» What the exercise asks:
Below is a block of records; return all of them exactly, but without the images.

* START Data supplied *

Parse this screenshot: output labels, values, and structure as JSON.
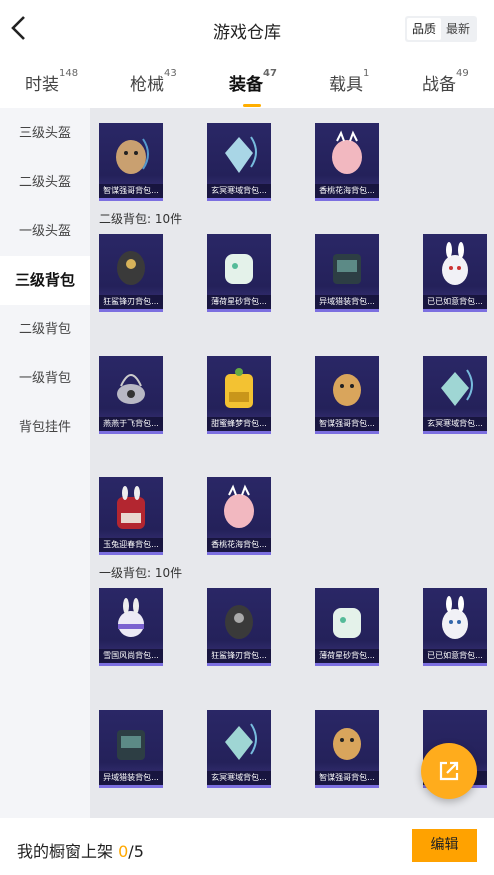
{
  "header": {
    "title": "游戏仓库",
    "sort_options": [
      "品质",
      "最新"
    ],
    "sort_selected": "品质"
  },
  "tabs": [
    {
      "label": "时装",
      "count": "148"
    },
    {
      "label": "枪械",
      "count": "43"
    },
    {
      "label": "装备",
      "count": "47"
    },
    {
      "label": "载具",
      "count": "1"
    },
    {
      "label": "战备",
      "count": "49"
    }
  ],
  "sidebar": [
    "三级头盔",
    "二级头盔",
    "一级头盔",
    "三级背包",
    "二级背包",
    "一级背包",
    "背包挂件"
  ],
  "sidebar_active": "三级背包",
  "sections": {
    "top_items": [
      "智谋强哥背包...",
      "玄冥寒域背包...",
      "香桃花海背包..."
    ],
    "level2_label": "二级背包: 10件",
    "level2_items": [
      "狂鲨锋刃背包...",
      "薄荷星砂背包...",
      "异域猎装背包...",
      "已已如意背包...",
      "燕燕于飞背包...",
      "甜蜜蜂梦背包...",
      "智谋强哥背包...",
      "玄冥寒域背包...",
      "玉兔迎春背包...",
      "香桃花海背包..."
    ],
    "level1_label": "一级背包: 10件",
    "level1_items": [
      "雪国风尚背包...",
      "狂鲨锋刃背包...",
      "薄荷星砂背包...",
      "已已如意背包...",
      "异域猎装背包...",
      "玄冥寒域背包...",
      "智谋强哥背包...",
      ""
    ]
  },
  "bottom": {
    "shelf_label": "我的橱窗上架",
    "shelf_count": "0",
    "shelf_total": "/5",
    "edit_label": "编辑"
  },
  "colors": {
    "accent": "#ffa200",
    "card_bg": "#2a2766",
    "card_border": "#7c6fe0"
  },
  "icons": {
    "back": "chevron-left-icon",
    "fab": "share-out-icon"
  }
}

* END Data supplied *

» The solution:
Parse this screenshot: output labels, values, and structure as JSON.
{
  "header": {
    "title": "游戏仓库",
    "sort_options": [
      "品质",
      "最新"
    ],
    "sort_selected": "品质"
  },
  "tabs": [
    {
      "label": "时装",
      "count": "148"
    },
    {
      "label": "枪械",
      "count": "43"
    },
    {
      "label": "装备",
      "count": "47"
    },
    {
      "label": "载具",
      "count": "1"
    },
    {
      "label": "战备",
      "count": "49"
    }
  ],
  "sidebar": [
    "三级头盔",
    "二级头盔",
    "一级头盔",
    "三级背包",
    "二级背包",
    "一级背包",
    "背包挂件"
  ],
  "sidebar_active": "三级背包",
  "sections": {
    "top_items": [
      "智谋强哥背包...",
      "玄冥寒域背包...",
      "香桃花海背包..."
    ],
    "level2_label": "二级背包: 10件",
    "level2_items": [
      "狂鲨锋刃背包...",
      "薄荷星砂背包...",
      "异域猎装背包...",
      "已已如意背包...",
      "燕燕于飞背包...",
      "甜蜜蜂梦背包...",
      "智谋强哥背包...",
      "玄冥寒域背包...",
      "玉兔迎春背包...",
      "香桃花海背包..."
    ],
    "level1_label": "一级背包: 10件",
    "level1_items": [
      "雪国风尚背包...",
      "狂鲨锋刃背包...",
      "薄荷星砂背包...",
      "已已如意背包...",
      "异域猎装背包...",
      "玄冥寒域背包...",
      "智谋强哥背包...",
      ""
    ]
  },
  "bottom": {
    "shelf_label": "我的橱窗上架",
    "shelf_count": "0",
    "shelf_total": "/5",
    "edit_label": "编辑"
  },
  "colors": {
    "accent": "#ffa200",
    "card_bg": "#2a2766",
    "card_border": "#7c6fe0"
  },
  "icons": {
    "back": "chevron-left-icon",
    "fab": "share-out-icon"
  }
}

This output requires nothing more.